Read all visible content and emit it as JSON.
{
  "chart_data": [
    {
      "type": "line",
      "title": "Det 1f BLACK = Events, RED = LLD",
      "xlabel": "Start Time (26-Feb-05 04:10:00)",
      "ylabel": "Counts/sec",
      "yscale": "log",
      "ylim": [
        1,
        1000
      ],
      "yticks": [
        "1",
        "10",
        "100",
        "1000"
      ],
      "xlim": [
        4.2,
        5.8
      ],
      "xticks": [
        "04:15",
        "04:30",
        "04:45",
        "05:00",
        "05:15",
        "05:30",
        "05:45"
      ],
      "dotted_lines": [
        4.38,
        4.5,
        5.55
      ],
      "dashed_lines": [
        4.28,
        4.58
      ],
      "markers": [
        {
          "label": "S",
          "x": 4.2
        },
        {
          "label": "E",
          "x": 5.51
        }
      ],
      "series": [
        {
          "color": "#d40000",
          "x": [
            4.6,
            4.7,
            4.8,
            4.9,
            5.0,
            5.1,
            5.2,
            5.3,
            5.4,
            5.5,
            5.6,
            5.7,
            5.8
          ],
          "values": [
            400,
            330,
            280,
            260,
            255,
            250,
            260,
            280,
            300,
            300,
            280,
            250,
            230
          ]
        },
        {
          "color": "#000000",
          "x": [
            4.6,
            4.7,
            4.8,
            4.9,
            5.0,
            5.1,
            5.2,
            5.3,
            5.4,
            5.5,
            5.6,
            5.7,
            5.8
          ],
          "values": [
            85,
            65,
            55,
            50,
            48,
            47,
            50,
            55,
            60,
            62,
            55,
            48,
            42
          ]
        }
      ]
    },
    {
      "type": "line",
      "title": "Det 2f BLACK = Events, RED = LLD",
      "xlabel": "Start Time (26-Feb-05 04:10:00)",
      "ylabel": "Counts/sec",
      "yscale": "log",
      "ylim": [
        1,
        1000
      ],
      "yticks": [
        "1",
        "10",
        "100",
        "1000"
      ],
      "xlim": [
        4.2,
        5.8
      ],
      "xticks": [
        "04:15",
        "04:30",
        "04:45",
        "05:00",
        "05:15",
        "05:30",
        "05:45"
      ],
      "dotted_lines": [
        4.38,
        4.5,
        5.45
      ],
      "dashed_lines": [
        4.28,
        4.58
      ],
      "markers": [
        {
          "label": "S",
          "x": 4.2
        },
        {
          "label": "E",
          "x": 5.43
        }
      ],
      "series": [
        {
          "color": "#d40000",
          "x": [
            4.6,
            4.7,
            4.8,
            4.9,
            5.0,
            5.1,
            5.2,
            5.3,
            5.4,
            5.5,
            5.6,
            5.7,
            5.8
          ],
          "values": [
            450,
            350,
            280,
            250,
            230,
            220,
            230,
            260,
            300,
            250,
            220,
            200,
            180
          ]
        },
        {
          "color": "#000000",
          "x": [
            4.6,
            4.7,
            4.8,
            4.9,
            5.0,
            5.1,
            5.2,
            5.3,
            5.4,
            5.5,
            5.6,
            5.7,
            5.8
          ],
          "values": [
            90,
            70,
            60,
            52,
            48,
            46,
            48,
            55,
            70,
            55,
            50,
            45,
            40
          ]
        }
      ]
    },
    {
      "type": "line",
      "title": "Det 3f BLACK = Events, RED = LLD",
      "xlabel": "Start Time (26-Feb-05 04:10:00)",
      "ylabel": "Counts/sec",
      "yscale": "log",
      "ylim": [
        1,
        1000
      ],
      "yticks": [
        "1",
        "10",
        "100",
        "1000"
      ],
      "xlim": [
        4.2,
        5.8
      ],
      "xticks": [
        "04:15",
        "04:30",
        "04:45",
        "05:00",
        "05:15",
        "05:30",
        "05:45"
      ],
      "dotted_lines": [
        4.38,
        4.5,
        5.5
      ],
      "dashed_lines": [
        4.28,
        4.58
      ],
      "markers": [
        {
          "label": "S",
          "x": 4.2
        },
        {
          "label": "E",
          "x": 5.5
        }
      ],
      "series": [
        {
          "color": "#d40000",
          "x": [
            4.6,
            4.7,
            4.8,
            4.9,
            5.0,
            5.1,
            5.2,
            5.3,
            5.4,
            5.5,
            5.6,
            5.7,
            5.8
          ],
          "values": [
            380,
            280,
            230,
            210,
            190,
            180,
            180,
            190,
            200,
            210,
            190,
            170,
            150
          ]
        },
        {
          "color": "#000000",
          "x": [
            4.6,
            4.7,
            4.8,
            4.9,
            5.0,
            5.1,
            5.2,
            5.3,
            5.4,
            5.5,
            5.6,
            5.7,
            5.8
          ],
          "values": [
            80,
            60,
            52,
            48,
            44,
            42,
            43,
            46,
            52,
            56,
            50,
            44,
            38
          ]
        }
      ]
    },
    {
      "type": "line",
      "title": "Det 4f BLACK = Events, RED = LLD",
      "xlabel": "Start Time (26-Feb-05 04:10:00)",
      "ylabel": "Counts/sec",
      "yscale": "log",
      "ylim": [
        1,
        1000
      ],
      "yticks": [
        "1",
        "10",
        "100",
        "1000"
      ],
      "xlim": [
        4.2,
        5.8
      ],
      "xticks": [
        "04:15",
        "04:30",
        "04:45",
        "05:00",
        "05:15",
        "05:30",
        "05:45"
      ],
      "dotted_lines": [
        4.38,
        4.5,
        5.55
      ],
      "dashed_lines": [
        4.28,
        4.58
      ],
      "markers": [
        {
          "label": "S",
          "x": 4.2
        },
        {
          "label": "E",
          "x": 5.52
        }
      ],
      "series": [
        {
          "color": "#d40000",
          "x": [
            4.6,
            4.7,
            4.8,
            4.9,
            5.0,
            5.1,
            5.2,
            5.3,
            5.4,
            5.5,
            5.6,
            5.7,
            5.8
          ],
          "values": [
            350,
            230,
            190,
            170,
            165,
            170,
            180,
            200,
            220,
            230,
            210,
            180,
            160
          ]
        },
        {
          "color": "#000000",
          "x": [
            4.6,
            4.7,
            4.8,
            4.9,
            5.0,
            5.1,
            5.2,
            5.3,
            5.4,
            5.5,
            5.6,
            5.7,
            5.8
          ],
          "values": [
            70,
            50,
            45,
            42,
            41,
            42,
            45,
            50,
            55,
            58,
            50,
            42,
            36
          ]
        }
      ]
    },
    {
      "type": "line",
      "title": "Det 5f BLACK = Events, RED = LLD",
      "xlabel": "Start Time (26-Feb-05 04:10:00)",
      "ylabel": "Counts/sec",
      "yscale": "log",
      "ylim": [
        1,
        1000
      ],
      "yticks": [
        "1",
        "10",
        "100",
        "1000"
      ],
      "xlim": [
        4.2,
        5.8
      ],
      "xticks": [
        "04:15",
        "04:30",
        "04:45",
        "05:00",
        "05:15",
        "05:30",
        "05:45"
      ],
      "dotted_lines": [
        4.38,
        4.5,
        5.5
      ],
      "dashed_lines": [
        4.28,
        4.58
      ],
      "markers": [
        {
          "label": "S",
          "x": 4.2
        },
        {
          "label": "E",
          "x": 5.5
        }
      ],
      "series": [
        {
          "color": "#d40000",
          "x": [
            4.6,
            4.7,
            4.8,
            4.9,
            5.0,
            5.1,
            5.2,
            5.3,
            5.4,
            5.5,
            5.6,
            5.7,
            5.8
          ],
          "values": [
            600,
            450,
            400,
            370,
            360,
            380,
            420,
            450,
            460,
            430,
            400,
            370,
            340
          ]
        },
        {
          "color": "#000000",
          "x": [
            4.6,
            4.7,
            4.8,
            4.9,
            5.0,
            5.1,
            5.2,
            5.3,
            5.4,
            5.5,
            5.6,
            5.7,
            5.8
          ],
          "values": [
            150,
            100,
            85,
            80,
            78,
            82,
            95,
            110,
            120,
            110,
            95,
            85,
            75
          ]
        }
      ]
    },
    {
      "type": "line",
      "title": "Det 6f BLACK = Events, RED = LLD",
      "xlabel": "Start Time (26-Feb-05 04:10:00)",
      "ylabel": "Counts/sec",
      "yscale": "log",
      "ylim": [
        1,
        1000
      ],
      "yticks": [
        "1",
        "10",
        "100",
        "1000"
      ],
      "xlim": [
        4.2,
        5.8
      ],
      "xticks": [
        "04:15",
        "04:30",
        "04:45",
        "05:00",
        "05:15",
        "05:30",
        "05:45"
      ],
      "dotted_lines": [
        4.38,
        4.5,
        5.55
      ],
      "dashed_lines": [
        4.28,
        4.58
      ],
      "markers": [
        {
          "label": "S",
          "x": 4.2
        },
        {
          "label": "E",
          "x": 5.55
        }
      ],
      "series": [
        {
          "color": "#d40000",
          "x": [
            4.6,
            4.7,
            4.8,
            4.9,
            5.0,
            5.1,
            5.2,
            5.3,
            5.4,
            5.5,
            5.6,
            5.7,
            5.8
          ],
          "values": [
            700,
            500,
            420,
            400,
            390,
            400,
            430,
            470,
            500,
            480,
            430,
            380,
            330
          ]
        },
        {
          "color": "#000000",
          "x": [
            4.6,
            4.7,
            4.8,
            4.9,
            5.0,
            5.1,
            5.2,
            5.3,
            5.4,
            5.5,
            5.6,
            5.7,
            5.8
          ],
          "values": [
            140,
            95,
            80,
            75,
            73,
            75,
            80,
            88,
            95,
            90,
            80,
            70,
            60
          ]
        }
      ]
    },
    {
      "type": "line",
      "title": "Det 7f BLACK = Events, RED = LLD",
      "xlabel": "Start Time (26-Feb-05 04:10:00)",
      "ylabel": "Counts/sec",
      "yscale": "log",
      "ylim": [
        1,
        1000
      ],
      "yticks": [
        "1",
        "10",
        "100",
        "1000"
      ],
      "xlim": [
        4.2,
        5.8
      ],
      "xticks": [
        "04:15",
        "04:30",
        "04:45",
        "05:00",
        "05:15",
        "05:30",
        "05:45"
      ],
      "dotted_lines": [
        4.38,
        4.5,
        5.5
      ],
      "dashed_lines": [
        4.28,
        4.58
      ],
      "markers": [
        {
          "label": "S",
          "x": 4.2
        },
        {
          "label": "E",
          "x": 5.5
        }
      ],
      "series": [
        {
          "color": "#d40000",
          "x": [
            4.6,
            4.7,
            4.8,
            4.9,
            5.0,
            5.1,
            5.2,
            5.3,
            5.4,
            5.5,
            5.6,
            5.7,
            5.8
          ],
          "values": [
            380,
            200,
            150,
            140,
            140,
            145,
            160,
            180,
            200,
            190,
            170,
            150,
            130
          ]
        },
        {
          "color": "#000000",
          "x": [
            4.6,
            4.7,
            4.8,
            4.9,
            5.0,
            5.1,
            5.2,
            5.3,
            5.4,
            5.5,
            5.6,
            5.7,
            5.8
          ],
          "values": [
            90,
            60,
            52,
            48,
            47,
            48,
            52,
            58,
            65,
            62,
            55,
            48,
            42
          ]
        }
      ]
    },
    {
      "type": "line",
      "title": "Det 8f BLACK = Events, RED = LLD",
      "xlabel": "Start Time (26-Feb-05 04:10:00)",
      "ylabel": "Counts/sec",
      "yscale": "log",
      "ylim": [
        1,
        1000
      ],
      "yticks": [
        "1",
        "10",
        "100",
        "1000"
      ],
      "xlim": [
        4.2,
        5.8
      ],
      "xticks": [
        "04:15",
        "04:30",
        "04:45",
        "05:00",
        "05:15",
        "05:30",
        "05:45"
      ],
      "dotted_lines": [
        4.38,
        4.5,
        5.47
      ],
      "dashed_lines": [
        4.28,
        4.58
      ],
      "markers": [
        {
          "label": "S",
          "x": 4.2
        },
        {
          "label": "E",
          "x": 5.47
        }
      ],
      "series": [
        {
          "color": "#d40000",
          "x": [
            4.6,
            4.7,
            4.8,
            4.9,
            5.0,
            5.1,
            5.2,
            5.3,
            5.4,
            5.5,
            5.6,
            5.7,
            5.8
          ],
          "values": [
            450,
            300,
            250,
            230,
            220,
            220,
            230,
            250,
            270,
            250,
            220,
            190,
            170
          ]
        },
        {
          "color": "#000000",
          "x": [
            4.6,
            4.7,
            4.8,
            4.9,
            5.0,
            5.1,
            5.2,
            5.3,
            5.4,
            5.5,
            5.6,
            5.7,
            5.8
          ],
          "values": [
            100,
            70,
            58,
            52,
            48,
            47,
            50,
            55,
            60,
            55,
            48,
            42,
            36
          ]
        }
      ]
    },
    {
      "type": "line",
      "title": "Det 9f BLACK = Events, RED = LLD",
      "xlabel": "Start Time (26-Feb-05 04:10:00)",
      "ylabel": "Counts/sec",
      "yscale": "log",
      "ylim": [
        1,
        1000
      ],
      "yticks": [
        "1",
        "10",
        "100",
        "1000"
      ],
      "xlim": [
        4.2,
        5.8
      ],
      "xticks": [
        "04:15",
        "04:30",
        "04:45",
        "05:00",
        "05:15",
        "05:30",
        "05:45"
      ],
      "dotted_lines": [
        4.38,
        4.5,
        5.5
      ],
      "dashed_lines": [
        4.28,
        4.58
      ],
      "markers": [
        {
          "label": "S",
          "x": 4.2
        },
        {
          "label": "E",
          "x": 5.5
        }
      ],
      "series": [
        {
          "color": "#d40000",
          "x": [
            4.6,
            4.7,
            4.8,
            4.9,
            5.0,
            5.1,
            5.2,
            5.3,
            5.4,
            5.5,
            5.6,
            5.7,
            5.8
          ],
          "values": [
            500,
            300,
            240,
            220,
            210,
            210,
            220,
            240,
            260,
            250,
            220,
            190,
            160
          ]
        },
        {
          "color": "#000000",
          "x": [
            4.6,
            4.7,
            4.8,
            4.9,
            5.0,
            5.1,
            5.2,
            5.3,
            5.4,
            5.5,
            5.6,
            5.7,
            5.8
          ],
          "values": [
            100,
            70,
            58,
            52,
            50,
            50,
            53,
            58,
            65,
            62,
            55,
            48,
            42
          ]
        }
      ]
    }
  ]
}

◆ ◆ ◆ ◆

_Task details_
Report every line containing the word "title" from the listing above.

_Solution for this problem_
      "title": "Det 1f BLACK = Events, RED = LLD",
      "title": "Det 2f BLACK = Events, RED = LLD",
      "title": "Det 3f BLACK = Events, RED = LLD",
      "title": "Det 4f BLACK = Events, RED = LLD",
      "title": "Det 5f BLACK = Events, RED = LLD",
      "title": "Det 6f BLACK = Events, RED = LLD",
      "title": "Det 7f BLACK = Events, RED = LLD",
      "title": "Det 8f BLACK = Events, RED = LLD",
      "title": "Det 9f BLACK = Events, RED = LLD",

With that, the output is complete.